[Records contained in a dataset]
--- --- ---

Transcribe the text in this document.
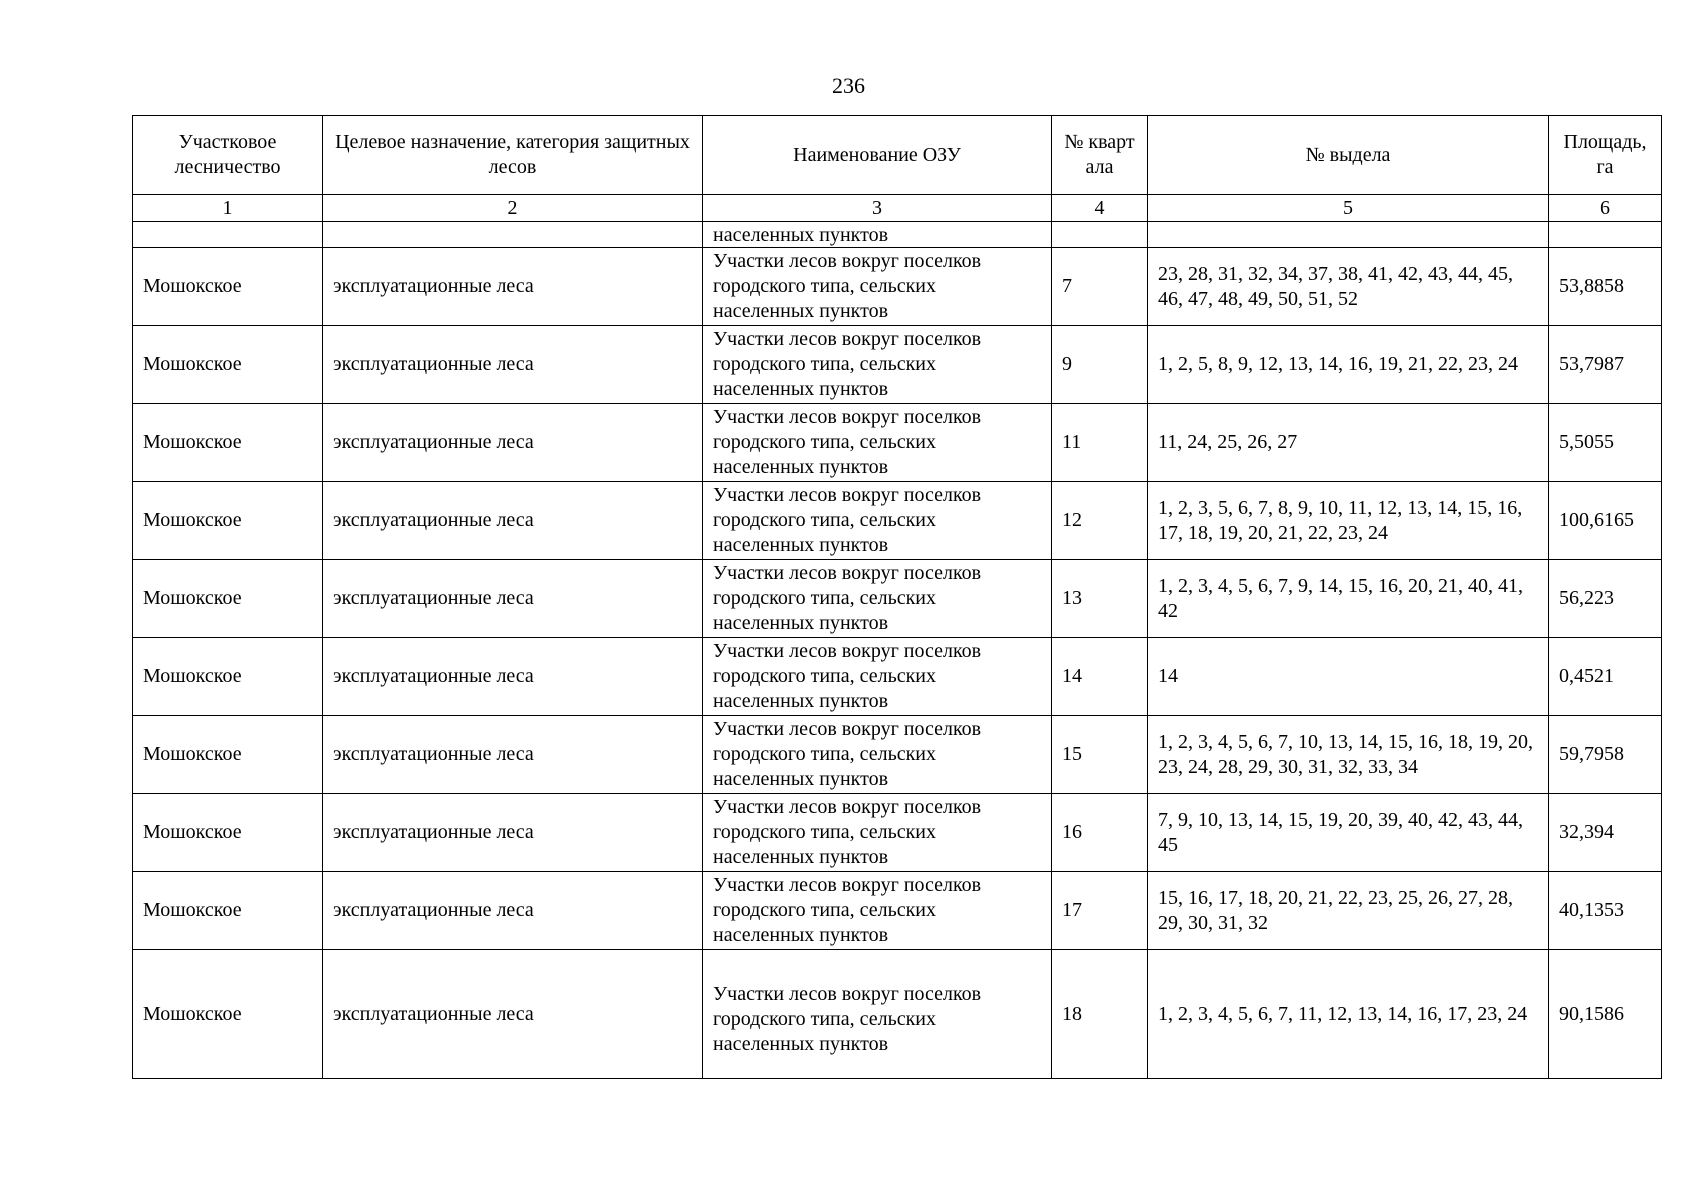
236
Участковое лесничество	Целевое назначение, категория защитных лесов	Наименование ОЗУ	№ квартала	№ выдела	Площадь, га
1	2	3	4	5	6
		населенных пунктов			
Мошокское	эксплуатационные леса	Участки лесов вокруг поселков городского типа, сельских населенных пунктов	7	23, 28, 31, 32, 34, 37, 38, 41, 42, 43, 44, 45, 46, 47, 48, 49, 50, 51, 52	53,8858
Мошокское	эксплуатационные леса	Участки лесов вокруг поселков городского типа, сельских населенных пунктов	9	1, 2, 5, 8, 9, 12, 13, 14, 16, 19, 21, 22, 23, 24	53,7987
Мошокское	эксплуатационные леса	Участки лесов вокруг поселков городского типа, сельских населенных пунктов	11	11, 24, 25, 26, 27	5,5055
Мошокское	эксплуатационные леса	Участки лесов вокруг поселков городского типа, сельских населенных пунктов	12	1, 2, 3, 5, 6, 7, 8, 9, 10, 11, 12, 13, 14, 15, 16, 17, 18, 19, 20, 21, 22, 23, 24	100,6165
Мошокское	эксплуатационные леса	Участки лесов вокруг поселков городского типа, сельских населенных пунктов	13	1, 2, 3, 4, 5, 6, 7, 9, 14, 15, 16, 20, 21, 40, 41, 42	56,223
Мошокское	эксплуатационные леса	Участки лесов вокруг поселков городского типа, сельских населенных пунктов	14	14	0,4521
Мошокское	эксплуатационные леса	Участки лесов вокруг поселков городского типа, сельских населенных пунктов	15	1, 2, 3, 4, 5, 6, 7, 10, 13, 14, 15, 16, 18, 19, 20, 23, 24, 28, 29, 30, 31, 32, 33, 34	59,7958
Мошокское	эксплуатационные леса	Участки лесов вокруг поселков городского типа, сельских населенных пунктов	16	7, 9, 10, 13, 14, 15, 19, 20, 39, 40, 42, 43, 44, 45	32,394
Мошокское	эксплуатационные леса	Участки лесов вокруг поселков городского типа, сельских населенных пунктов	17	15, 16, 17, 18, 20, 21, 22, 23, 25, 26, 27, 28, 29, 30, 31, 32	40,1353
Мошокское	эксплуатационные леса	Участки лесов вокруг поселков городского типа, сельских населенных пунктов	18	1, 2, 3, 4, 5, 6, 7, 11, 12, 13, 14, 16, 17, 23, 24	90,1586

--- --- ---

• _Task directions_: Drop the images and repeat the data exactly.

• _Answer to the exercise_:
Transcribe the text in this document.
236
Участковое лесничество	Целевое назначение, категория защитных лесов	Наименование ОЗУ	№ квартала	№ выдела	Площадь, га
1	2	3	4	5	6
		населенных пунктов			
Мошокское	эксплуатационные леса	Участки лесов вокруг поселков городского типа, сельских населенных пунктов	7	23, 28, 31, 32, 34, 37, 38, 41, 42, 43, 44, 45, 46, 47, 48, 49, 50, 51, 52	53,8858
Мошокское	эксплуатационные леса	Участки лесов вокруг поселков городского типа, сельских населенных пунктов	9	1, 2, 5, 8, 9, 12, 13, 14, 16, 19, 21, 22, 23, 24	53,7987
Мошокское	эксплуатационные леса	Участки лесов вокруг поселков городского типа, сельских населенных пунктов	11	11, 24, 25, 26, 27	5,5055
Мошокское	эксплуатационные леса	Участки лесов вокруг поселков городского типа, сельских населенных пунктов	12	1, 2, 3, 5, 6, 7, 8, 9, 10, 11, 12, 13, 14, 15, 16, 17, 18, 19, 20, 21, 22, 23, 24	100,6165
Мошокское	эксплуатационные леса	Участки лесов вокруг поселков городского типа, сельских населенных пунктов	13	1, 2, 3, 4, 5, 6, 7, 9, 14, 15, 16, 20, 21, 40, 41, 42	56,223
Мошокское	эксплуатационные леса	Участки лесов вокруг поселков городского типа, сельских населенных пунктов	14	14	0,4521
Мошокское	эксплуатационные леса	Участки лесов вокруг поселков городского типа, сельских населенных пунктов	15	1, 2, 3, 4, 5, 6, 7, 10, 13, 14, 15, 16, 18, 19, 20, 23, 24, 28, 29, 30, 31, 32, 33, 34	59,7958
Мошокское	эксплуатационные леса	Участки лесов вокруг поселков городского типа, сельских населенных пунктов	16	7, 9, 10, 13, 14, 15, 19, 20, 39, 40, 42, 43, 44, 45	32,394
Мошокское	эксплуатационные леса	Участки лесов вокруг поселков городского типа, сельских населенных пунктов	17	15, 16, 17, 18, 20, 21, 22, 23, 25, 26, 27, 28, 29, 30, 31, 32	40,1353
Мошокское	эксплуатационные леса	Участки лесов вокруг поселков городского типа, сельских населенных пунктов	18	1, 2, 3, 4, 5, 6, 7, 11, 12, 13, 14, 16, 17, 23, 24	90,1586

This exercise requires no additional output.